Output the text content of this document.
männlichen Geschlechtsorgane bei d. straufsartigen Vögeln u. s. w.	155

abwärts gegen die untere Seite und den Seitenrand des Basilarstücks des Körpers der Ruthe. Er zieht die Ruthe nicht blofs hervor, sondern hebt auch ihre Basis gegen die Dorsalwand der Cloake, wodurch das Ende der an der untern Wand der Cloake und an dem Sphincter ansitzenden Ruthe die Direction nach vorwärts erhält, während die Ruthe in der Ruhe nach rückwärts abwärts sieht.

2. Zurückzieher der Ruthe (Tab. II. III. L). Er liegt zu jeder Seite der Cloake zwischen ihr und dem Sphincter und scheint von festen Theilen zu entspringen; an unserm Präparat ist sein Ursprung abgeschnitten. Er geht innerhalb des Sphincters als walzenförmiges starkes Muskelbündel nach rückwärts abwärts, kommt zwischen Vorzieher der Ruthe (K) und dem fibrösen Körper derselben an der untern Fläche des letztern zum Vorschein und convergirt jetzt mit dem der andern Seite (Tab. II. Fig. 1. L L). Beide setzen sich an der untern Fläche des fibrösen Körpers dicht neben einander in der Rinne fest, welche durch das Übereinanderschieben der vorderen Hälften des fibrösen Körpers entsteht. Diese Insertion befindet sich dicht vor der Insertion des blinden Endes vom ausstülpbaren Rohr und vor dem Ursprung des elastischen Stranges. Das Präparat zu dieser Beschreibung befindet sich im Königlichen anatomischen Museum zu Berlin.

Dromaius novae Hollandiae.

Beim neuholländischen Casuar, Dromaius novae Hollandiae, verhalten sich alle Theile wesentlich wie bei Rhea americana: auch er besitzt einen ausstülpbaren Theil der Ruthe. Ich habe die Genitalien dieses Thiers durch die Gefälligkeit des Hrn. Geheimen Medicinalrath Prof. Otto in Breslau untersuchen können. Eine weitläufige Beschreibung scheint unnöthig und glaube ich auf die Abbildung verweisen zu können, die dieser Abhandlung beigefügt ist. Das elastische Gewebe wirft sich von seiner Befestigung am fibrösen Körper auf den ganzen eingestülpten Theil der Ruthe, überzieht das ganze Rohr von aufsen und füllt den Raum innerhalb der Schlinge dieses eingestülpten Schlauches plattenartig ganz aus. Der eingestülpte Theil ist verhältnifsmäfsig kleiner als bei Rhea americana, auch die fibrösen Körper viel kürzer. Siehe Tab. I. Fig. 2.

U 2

_ _ _

**TASK DIRECTIONS**
Find each line holding "Dromaius". Copy it out.

**ANSWER FOR THIS EXERCISE**
Dromaius novae Hollandiae.
Beim neuholländischen Casuar, Dromaius novae Hollandiae, verhalten sich alle Theile wesentlich wie bei Rhea americana: auch er besitzt einen ausstülpbaren Theil der Ruthe. Ich habe die Genitalien dieses Thiers durch die Gefälligkeit des Hrn. Geheimen Medicinalrath Prof. Otto in Breslau untersuchen können. Eine weitläufige Beschreibung scheint unnöthig und glaube ich auf die Abbildung verweisen zu können, die dieser Abhandlung beigefügt ist. Das elastische Gewebe wirft sich von seiner Befestigung am fibrösen Körper auf den ganzen eingestülpten Theil der Ruthe, überzieht das ganze Rohr von aufsen und füllt den Raum innerhalb der Schlinge dieses eingestülpten Schlauches plattenartig ganz aus. Der eingestülpte Theil ist verhältnifsmäfsig kleiner als bei Rhea americana, auch die fibrösen Körper viel kürzer. Siehe Tab. I. Fig. 2.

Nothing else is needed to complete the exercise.